§ **Provided text**:
______________________________
All the analysis was carried out at the level of individual products (coniferous sawnwood, plywood, newsprint, etc.), and the data at this level of detail will be made available in the working papers. However, to simplify presentation, this chapter mostly discusses product groups: sawnwood, panels and paper and paperboard (usually abbreviated to "paper"). Full detail of historical trends is presented in the regular ECE/FAO publications, notably the Timber Bulletin and the periodic medium-term surveys. This chapter covers the consumption and production of sawnwood, panels and paper in the market economies. Fuelwood consumption is covered in chapter 9 and the outlook for the transition economies in chapter 10. Simple assumptions have been made about the outlook for consumption of pitprops and other industrial roundwood, which are not presented here.
Econometric methods are only used to project production and consumption in the western market economies (the 17 countries listed in footnotes 8 and 11), which together account for about 80 per cent of consumption of sawnwood and panels and over 90 per cent of paper consumption. Nevertheless, to avoid duplication and simplify presentation, in most of this chapter, trends and projections are shown for Europe as a whole, including other countries for which different forecasting methods were used, notably the transition economies (discussed in chapter 10).
______________________________
§ **Task list**:
**1)** In the forest products text, change "projections" to "forecasts" and write out the part starting at "Econometric methods are" and ending at "in chapter 10).".
**2)** According to the forest products text, what share of paper consumption do the 17 western market economies account for?
**3)** Pick up the forest products text after its last sentence and continue it.

§ **Given information**:
______________________________
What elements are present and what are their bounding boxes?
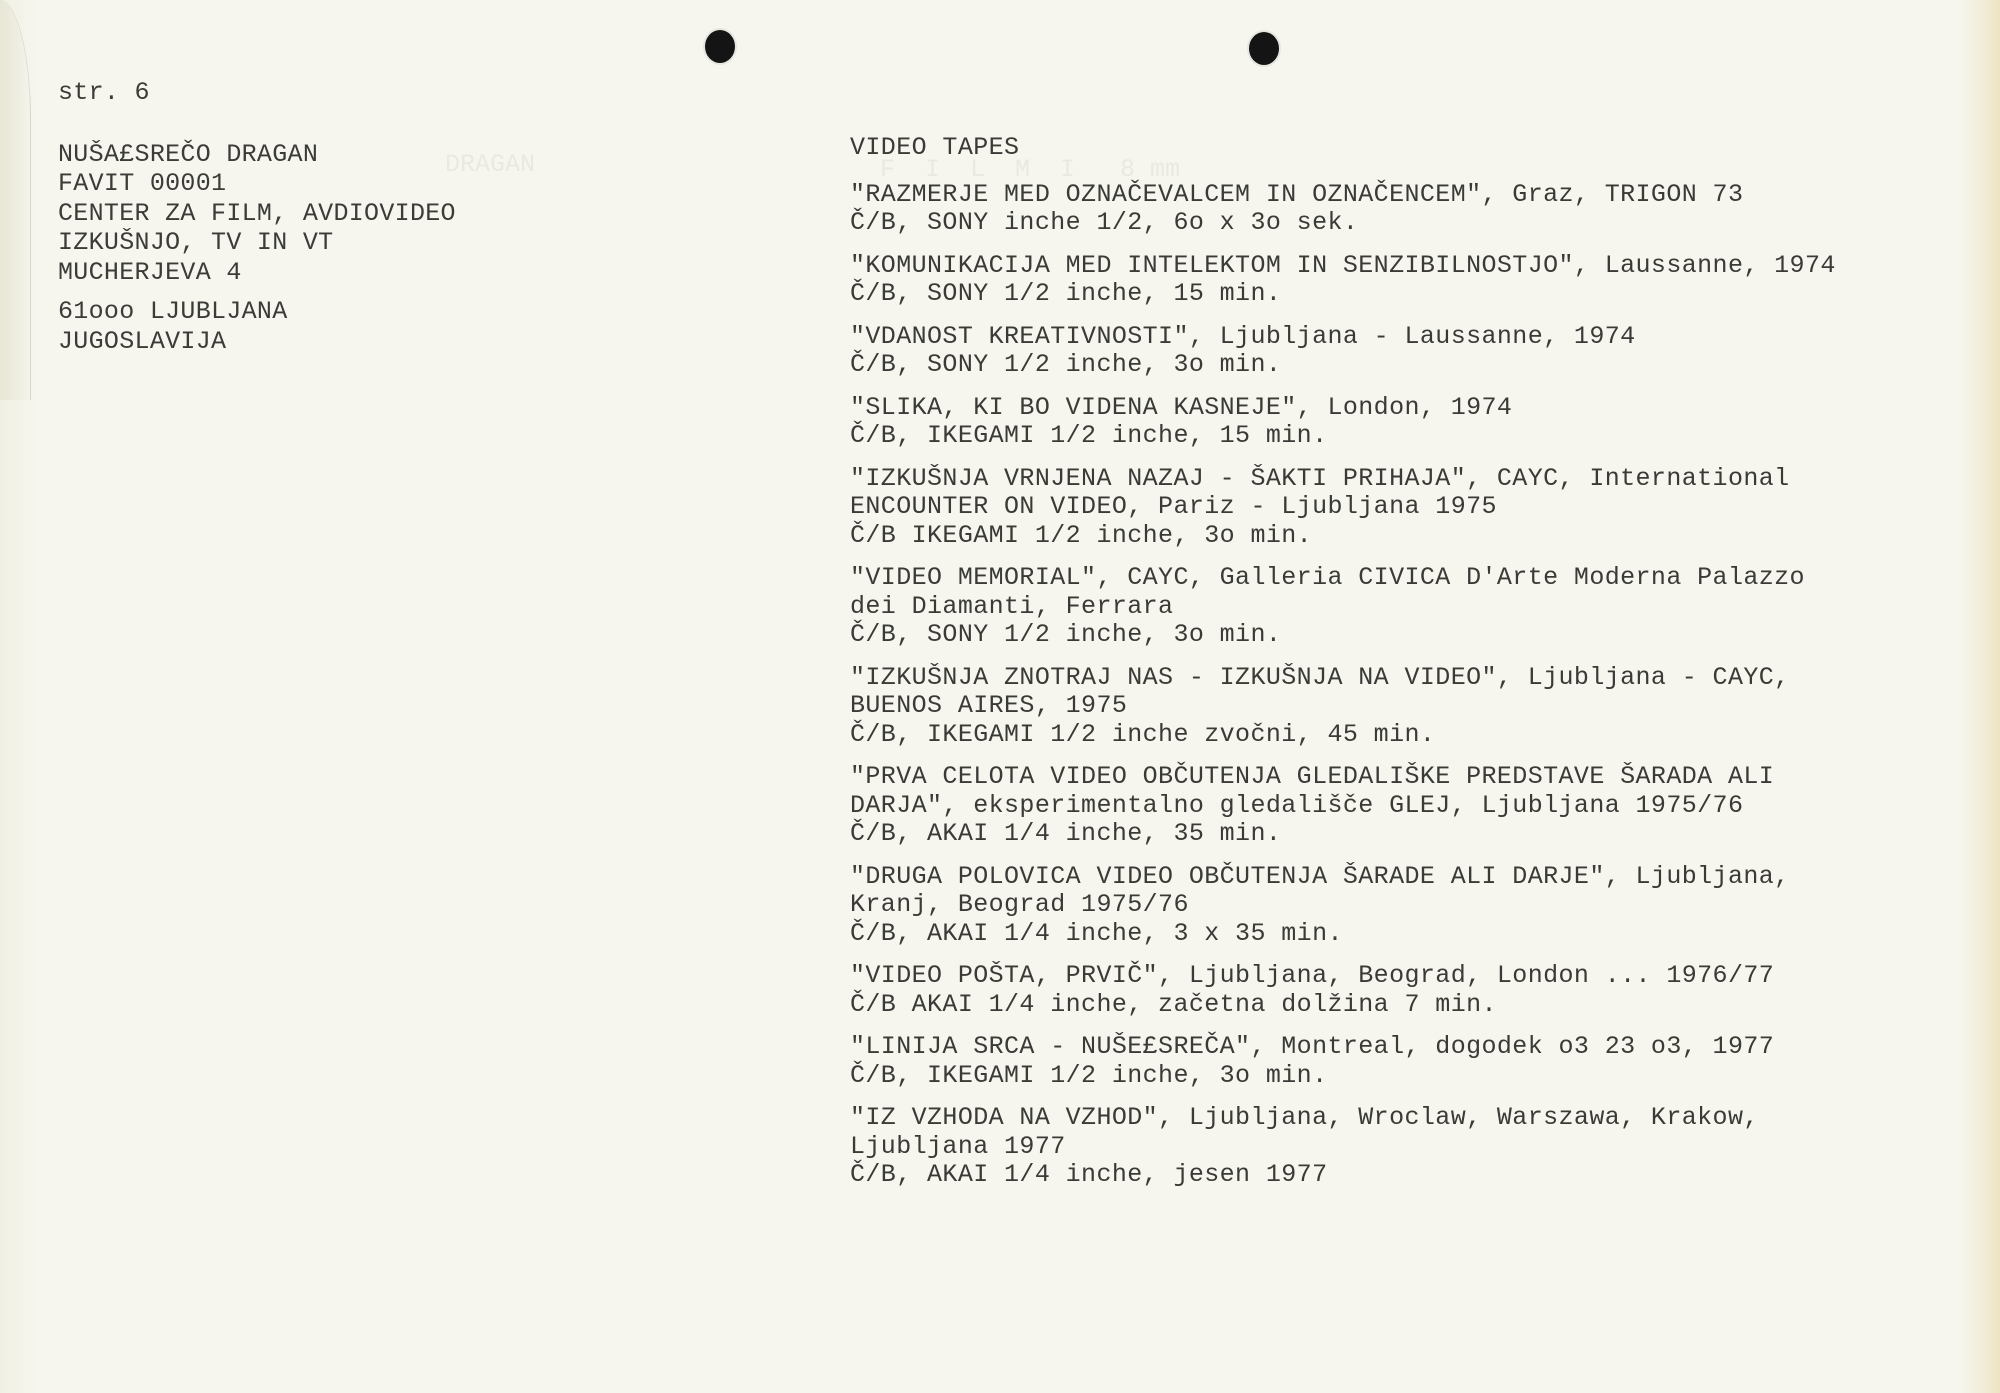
______________________________
§ **In response**:
**1)**
Econometric methods are only used to project production and consumption in the western market economies (the 17 countries listed in footnotes 8 and 11), which together account for about 80 per cent of consumption of sawnwood and panels and over 90 per cent of paper consumption. Nevertheless, to avoid duplication and simplify presentation, in most of this chapter, trends and forecasts are shown for Europe as a whole, including other countries for which different forecasting methods were used, notably the transition economies (discussed in chapter 10).

**2)** Over 90 percent.

**3)**
6.2 Past trends in consumption and production

Sawnwood consumption grew strongly between 1964 (in fact from the early 1950s, but these data are not included in the data base) and 1973, but thereafter developments have been marked more by fluctuations in the business cycle than by sustained expansion. In only three years did consumption exceed that of 1973 (1979, 1980 and 1990), and there were periods of low consumption in the 1980s (1981-85) and the 1990s (1991-94). European production has consistently accounted for 85-95 per cent of consumption, and is supplemented by imports of coniferous sawnwood from Canada and Russia, and of non-coniferous sawnwood from south-east Asia and the USA. In 1994, however, imports of sawnwood from Canada and Russia fell, notably because of supply problems and the demand of the giant American market. At the same time, European exports by the Nordic countries and Austria to other regions grew. It remains to be seen whether this is a passing phase of the market or a genuine structural change.
FIGURE 6.2.1
European consumption of panels
(Average annual percent growth)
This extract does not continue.